EXERCISE DIRECTIONS | Copy every line of the entries that includes the word "mean".

MATERIAL FOR THIS EXERCISE |
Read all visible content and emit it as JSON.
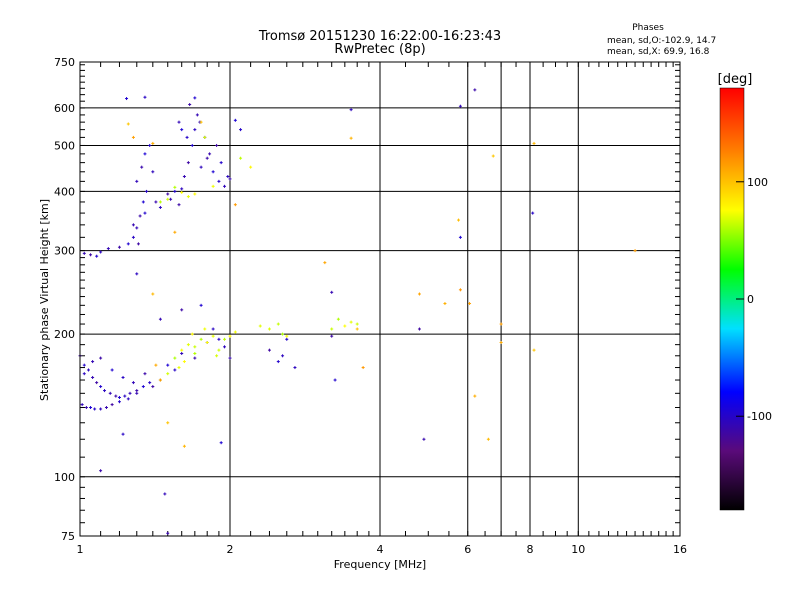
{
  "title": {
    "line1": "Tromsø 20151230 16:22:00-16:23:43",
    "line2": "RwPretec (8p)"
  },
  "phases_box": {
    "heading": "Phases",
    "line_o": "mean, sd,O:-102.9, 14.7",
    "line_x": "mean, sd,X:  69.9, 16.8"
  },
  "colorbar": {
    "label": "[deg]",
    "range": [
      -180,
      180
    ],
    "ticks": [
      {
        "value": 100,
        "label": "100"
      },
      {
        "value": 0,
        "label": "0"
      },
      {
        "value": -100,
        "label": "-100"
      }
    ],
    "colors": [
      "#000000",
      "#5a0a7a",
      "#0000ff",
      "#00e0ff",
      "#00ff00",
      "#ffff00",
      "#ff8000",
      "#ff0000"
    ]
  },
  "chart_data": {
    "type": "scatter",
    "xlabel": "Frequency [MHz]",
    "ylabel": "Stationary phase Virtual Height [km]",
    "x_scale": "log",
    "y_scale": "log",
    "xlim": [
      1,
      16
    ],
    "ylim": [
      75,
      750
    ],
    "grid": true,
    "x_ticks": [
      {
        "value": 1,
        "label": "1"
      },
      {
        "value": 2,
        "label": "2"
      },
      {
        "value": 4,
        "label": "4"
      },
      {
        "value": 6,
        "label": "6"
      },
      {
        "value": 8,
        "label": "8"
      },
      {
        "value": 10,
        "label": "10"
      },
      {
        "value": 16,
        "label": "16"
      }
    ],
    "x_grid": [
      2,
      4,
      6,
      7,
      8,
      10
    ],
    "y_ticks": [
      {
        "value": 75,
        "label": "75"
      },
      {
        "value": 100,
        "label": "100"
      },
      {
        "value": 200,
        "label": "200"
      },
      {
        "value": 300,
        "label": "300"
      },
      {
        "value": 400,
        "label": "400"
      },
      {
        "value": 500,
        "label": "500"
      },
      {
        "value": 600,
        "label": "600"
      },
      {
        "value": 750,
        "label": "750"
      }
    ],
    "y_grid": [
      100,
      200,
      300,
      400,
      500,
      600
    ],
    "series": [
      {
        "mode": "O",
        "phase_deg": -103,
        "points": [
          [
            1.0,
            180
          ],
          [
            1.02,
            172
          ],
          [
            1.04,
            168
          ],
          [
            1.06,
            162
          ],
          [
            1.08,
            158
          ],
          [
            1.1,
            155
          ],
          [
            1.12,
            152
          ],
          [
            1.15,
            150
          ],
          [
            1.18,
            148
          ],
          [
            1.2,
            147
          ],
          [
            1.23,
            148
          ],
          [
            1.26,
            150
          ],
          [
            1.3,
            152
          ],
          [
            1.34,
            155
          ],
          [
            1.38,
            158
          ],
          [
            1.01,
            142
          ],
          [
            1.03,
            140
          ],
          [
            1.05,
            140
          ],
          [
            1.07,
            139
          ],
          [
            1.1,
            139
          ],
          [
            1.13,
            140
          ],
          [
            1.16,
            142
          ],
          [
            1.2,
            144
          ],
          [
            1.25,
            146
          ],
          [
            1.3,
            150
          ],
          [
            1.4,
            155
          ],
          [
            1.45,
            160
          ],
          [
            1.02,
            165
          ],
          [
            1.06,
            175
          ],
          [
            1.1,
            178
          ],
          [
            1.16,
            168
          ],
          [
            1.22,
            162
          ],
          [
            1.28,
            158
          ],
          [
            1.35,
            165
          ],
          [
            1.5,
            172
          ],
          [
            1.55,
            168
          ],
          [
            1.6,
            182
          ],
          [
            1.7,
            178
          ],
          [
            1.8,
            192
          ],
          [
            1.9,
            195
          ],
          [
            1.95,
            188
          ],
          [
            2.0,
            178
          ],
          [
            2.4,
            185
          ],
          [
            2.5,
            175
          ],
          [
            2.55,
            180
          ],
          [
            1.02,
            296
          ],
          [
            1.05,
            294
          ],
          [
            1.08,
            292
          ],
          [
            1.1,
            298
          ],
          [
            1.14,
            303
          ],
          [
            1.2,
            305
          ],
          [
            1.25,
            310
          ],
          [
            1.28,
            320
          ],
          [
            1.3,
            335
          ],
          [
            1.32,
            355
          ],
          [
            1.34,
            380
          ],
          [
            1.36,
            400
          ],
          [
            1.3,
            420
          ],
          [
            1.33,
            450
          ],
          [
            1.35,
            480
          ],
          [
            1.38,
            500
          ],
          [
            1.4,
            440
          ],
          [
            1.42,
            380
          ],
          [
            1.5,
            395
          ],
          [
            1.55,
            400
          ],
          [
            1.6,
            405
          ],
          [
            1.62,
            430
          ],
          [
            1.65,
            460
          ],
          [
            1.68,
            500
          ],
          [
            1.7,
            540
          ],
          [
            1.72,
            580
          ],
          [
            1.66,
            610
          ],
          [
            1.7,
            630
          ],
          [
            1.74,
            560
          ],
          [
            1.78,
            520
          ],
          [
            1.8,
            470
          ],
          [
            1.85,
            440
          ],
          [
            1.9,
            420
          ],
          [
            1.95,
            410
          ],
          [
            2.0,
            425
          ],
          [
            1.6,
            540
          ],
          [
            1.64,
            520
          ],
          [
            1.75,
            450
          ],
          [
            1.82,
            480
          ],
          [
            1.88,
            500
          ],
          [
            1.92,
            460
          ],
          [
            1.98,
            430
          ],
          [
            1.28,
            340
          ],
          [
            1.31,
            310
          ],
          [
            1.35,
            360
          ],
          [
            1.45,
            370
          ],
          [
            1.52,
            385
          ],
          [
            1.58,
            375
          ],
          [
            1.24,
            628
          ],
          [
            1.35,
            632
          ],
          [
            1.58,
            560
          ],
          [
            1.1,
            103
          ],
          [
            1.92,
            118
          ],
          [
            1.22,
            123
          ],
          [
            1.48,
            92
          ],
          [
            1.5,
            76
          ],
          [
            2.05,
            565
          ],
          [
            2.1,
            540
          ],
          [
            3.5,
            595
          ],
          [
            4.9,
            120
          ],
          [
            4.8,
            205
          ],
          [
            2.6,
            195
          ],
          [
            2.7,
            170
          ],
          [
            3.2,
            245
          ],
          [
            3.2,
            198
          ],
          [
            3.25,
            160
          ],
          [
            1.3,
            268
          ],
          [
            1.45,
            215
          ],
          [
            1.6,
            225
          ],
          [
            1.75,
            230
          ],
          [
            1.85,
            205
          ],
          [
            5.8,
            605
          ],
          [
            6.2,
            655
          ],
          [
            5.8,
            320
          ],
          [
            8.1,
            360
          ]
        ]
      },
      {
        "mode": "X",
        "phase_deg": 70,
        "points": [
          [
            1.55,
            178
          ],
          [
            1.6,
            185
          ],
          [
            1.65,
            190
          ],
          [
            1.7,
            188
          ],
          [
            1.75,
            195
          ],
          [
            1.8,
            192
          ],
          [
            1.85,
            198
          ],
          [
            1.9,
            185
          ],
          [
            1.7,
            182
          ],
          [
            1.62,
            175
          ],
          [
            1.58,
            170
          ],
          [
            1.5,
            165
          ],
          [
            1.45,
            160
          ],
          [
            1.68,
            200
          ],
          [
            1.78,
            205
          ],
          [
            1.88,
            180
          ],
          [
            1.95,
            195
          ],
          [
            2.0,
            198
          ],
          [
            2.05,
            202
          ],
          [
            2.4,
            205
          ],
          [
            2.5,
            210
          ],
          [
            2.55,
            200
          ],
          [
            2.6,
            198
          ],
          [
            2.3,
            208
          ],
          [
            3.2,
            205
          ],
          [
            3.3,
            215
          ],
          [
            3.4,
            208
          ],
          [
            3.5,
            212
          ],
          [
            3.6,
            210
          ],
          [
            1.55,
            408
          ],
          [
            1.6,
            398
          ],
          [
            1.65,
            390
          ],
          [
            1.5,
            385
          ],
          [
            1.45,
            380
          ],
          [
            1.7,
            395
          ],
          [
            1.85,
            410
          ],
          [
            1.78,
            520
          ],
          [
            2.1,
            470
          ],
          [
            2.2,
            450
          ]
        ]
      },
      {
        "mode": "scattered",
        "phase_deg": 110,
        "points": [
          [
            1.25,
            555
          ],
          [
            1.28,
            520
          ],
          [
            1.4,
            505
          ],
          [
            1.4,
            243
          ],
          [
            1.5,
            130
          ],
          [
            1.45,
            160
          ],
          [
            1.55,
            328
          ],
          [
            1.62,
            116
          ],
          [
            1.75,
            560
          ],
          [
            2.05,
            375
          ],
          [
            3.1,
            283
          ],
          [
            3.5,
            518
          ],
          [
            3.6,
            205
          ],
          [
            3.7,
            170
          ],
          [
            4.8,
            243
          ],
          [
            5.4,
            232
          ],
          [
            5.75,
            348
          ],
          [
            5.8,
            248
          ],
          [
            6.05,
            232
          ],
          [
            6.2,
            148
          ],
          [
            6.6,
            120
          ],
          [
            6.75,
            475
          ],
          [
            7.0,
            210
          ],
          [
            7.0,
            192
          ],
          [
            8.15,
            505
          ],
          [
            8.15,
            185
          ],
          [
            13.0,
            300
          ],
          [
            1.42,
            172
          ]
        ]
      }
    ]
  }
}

SOLVED EXERCISE |
    "line_o": "mean, sd,O:-102.9, 14.7",
    "line_x": "mean, sd,X:  69.9, 16.8"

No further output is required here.